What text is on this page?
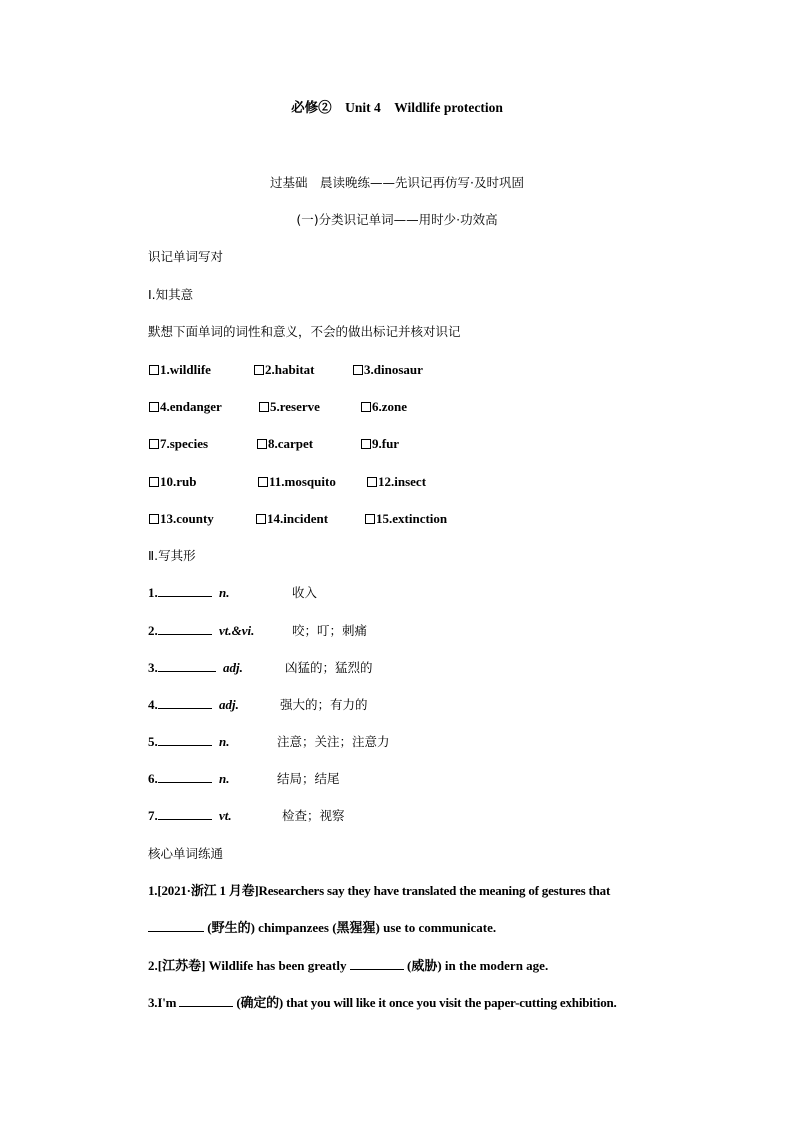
必修②　Unit 4　Wildlife protection
过基础　晨读晚练——先识记再仿写·及时巩固
(一)分类识记单词——用时少·功效高
识记单词写对
Ⅰ.知其意
默想下面单词的词性和意义，不会的做出标记并核对识记
1.wildlife	2.habitat	3.dinosaur
4.endanger	5.reserve	6.zone
7.species	8.carpet	9.fur
10.rub	11.mosquito	12.insect
13.county	14.incident	15.extinction
Ⅱ.写其形
1.	n.	收入
2.	vt.&vi.	咬；叮；刺痛
3.	adj.	凶猛的；猛烈的
4.	adj.	强大的；有力的
5.	n.	注意；关注；注意力
6.	n.	结局；结尾
7.	vt.	检查；视察
核心单词练通
1.[2021·浙江 1 月卷]Researchers say they have translated the meaning of gestures that
(野生的) chimpanzees (黑猩猩) use to communicate.
2.[江苏卷] Wildlife has been greatly	(威胁) in the modern age.
3.I'm	(确定的) that you will like it once you visit the paper-cutting exhibition.
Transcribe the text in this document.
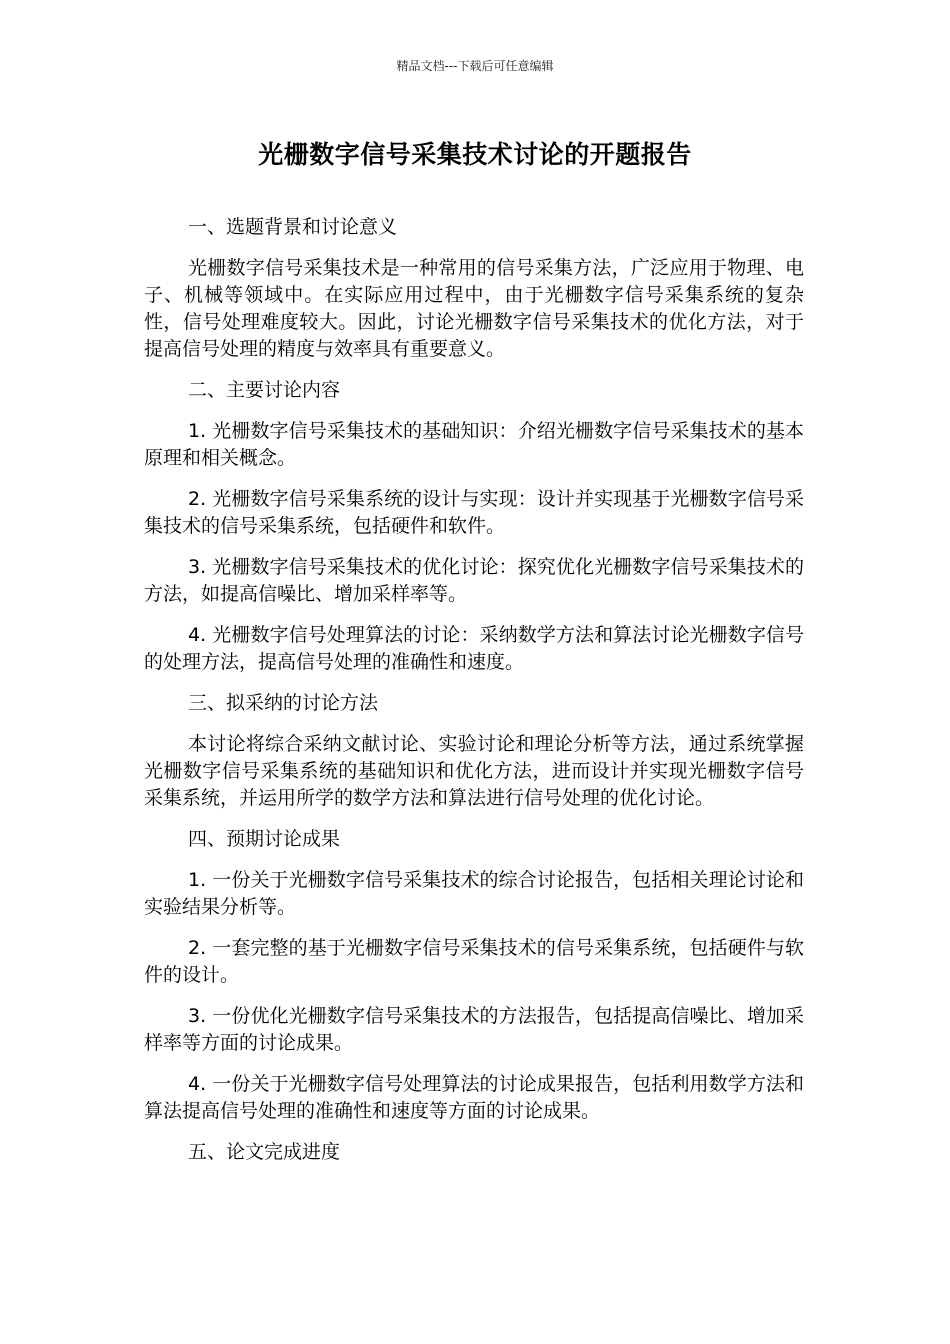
精品文档---下载后可任意编辑
光栅数字信号采集技术讨论的开题报告

一、选题背景和讨论意义

光栅数字信号采集技术是一种常用的信号采集方法，广泛应用于物理、电子、机械等领域中。在实际应用过程中，由于光栅数字信号采集系统的复杂性，信号处理难度较大。因此，讨论光栅数字信号采集技术的优化方法，对于提高信号处理的精度与效率具有重要意义。

二、主要讨论内容

1. 光栅数字信号采集技术的基础知识：介绍光栅数字信号采集技术的基本原理和相关概念。

2. 光栅数字信号采集系统的设计与实现：设计并实现基于光栅数字信号采集技术的信号采集系统，包括硬件和软件。

3. 光栅数字信号采集技术的优化讨论：探究优化光栅数字信号采集技术的方法，如提高信噪比、增加采样率等。

4. 光栅数字信号处理算法的讨论：采纳数学方法和算法讨论光栅数字信号的处理方法，提高信号处理的准确性和速度。

三、拟采纳的讨论方法

本讨论将综合采纳文献讨论、实验讨论和理论分析等方法，通过系统掌握光栅数字信号采集系统的基础知识和优化方法，进而设计并实现光栅数字信号采集系统，并运用所学的数学方法和算法进行信号处理的优化讨论。

四、预期讨论成果

1. 一份关于光栅数字信号采集技术的综合讨论报告，包括相关理论讨论和实验结果分析等。

2. 一套完整的基于光栅数字信号采集技术的信号采集系统，包括硬件与软件的设计。

3. 一份优化光栅数字信号采集技术的方法报告，包括提高信噪比、增加采样率等方面的讨论成果。

4. 一份关于光栅数字信号处理算法的讨论成果报告，包括利用数学方法和算法提高信号处理的准确性和速度等方面的讨论成果。

五、论文完成进度
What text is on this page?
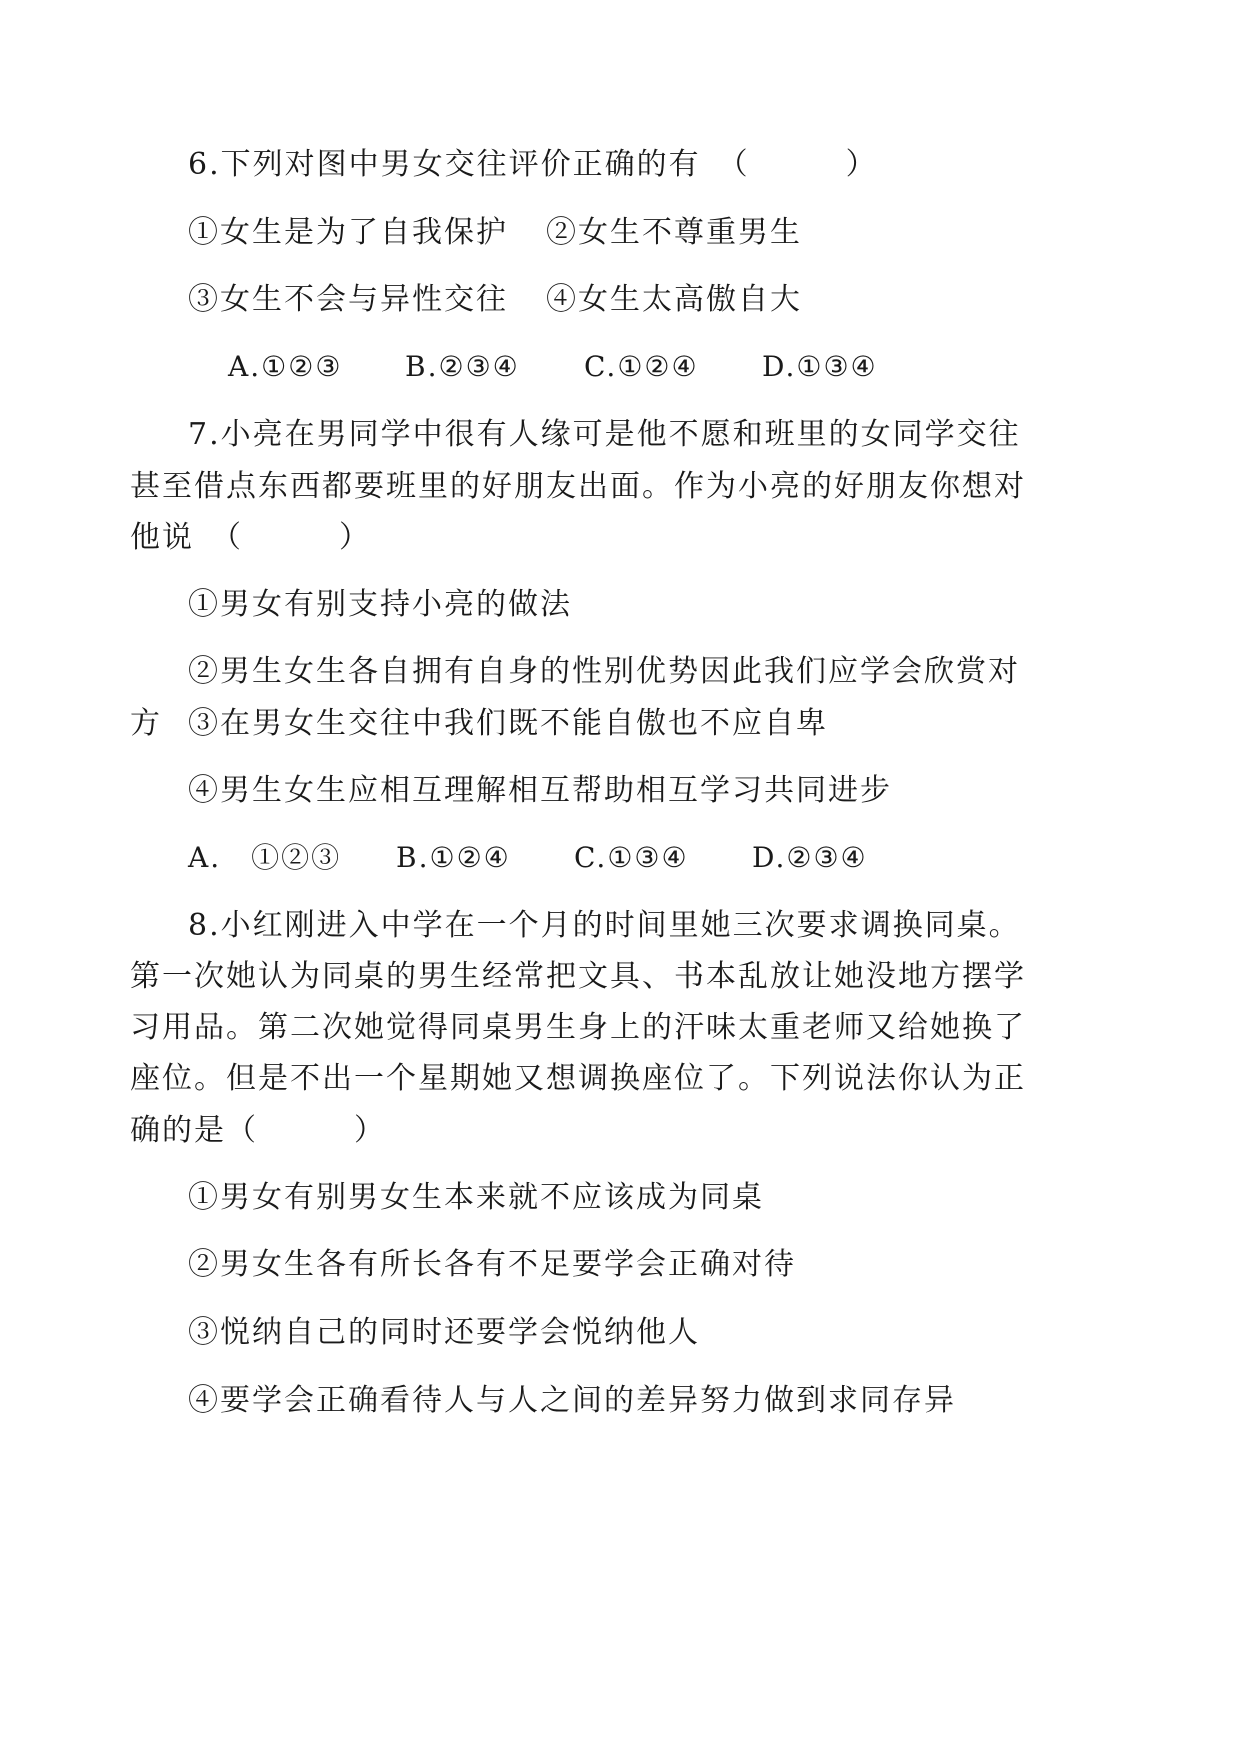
6.下列对图中男女交往评价正确的有　（　　　）
①女生是为了自我保护 ②女生不尊重男生
③女生不会与异性交往 ④女生太高傲自大
A.①②③ B.②③④ C.①②④ D.①③④
7.小亮在男同学中很有人缘可是他不愿和班里的女同学交往
甚至借点东西都要班里的好朋友出面。作为小亮的好朋友你想对
他说　（　　　）
①男女有别支持小亮的做法
②男生女生各自拥有自身的性别优势因此我们应学会欣赏对
方 ③在男女生交往中我们既不能自傲也不应自卑
④男生女生应相互理解相互帮助相互学习共同进步
A.　①②③ B.①②④ C.①③④ D.②③④
8.小红刚进入中学在一个月的时间里她三次要求调换同桌。
第一次她认为同桌的男生经常把文具、书本乱放让她没地方摆学
习用品。第二次她觉得同桌男生身上的汗味太重老师又给她换了
座位。但是不出一个星期她又想调换座位了。下列说法你认为正
确的是（　　　）
①男女有别男女生本来就不应该成为同桌
②男女生各有所长各有不足要学会正确对待
③悦纳自己的同时还要学会悦纳他人
④要学会正确看待人与人之间的差异努力做到求同存异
■ ■ ■ ■ ■ ■ ■
Problem statement: Restate the whole listing above exactly, except for its images.

In response:
What text is on this page?
必修②　Unit 4　Wildlife protection
过基础　晨读晚练——先识记再仿写·及时巩固
(一)分类识记单词——用时少·功效高
识记单词写对
Ⅰ.知其意
默想下面单词的词性和意义，不会的做出标记并核对识记
1.wildlife	2.habitat	3.dinosaur
4.endanger	5.reserve	6.zone
7.species	8.carpet	9.fur
10.rub	11.mosquito	12.insect
13.county	14.incident	15.extinction
Ⅱ.写其形
1.	n.	收入
2.	vt.&vi.	咬；叮；刺痛
3.	adj.	凶猛的；猛烈的
4.	adj.	强大的；有力的
5.	n.	注意；关注；注意力
6.	n.	结局；结尾
7.	vt.	检查；视察
核心单词练通
1.[2021·浙江 1 月卷]Researchers say they have translated the meaning of gestures that
(野生的) chimpanzees (黑猩猩) use to communicate.
2.[江苏卷] Wildlife has been greatly	(威胁) in the modern age.
3.I'm	(确定的) that you will like it once you visit the paper-cutting exhibition.
Transcribe the text in this document.
精品文档---下载后可任意编辑
光栅数字信号采集技术讨论的开题报告

一、选题背景和讨论意义

光栅数字信号采集技术是一种常用的信号采集方法，广泛应用于物理、电子、机械等领域中。在实际应用过程中，由于光栅数字信号采集系统的复杂性，信号处理难度较大。因此，讨论光栅数字信号采集技术的优化方法，对于提高信号处理的精度与效率具有重要意义。

二、主要讨论内容

1. 光栅数字信号采集技术的基础知识：介绍光栅数字信号采集技术的基本原理和相关概念。

2. 光栅数字信号采集系统的设计与实现：设计并实现基于光栅数字信号采集技术的信号采集系统，包括硬件和软件。

3. 光栅数字信号采集技术的优化讨论：探究优化光栅数字信号采集技术的方法，如提高信噪比、增加采样率等。

4. 光栅数字信号处理算法的讨论：采纳数学方法和算法讨论光栅数字信号的处理方法，提高信号处理的准确性和速度。

三、拟采纳的讨论方法

本讨论将综合采纳文献讨论、实验讨论和理论分析等方法，通过系统掌握光栅数字信号采集系统的基础知识和优化方法，进而设计并实现光栅数字信号采集系统，并运用所学的数学方法和算法进行信号处理的优化讨论。

四、预期讨论成果

1. 一份关于光栅数字信号采集技术的综合讨论报告，包括相关理论讨论和实验结果分析等。

2. 一套完整的基于光栅数字信号采集技术的信号采集系统，包括硬件与软件的设计。

3. 一份优化光栅数字信号采集技术的方法报告，包括提高信噪比、增加采样率等方面的讨论成果。

4. 一份关于光栅数字信号处理算法的讨论成果报告，包括利用数学方法和算法提高信号处理的准确性和速度等方面的讨论成果。

五、论文完成进度
What text is on this page?
6.下列对图中男女交往评价正确的有　（　　　）
①女生是为了自我保护 ②女生不尊重男生
③女生不会与异性交往 ④女生太高傲自大
A.①②③ B.②③④ C.①②④ D.①③④
7.小亮在男同学中很有人缘可是他不愿和班里的女同学交往
甚至借点东西都要班里的好朋友出面。作为小亮的好朋友你想对
他说　（　　　）
①男女有别支持小亮的做法
②男生女生各自拥有自身的性别优势因此我们应学会欣赏对
方 ③在男女生交往中我们既不能自傲也不应自卑
④男生女生应相互理解相互帮助相互学习共同进步
A.　①②③ B.①②④ C.①③④ D.②③④
8.小红刚进入中学在一个月的时间里她三次要求调换同桌。
第一次她认为同桌的男生经常把文具、书本乱放让她没地方摆学
习用品。第二次她觉得同桌男生身上的汗味太重老师又给她换了
座位。但是不出一个星期她又想调换座位了。下列说法你认为正
确的是（　　　）
①男女有别男女生本来就不应该成为同桌
②男女生各有所长各有不足要学会正确对待
③悦纳自己的同时还要学会悦纳他人
④要学会正确看待人与人之间的差异努力做到求同存异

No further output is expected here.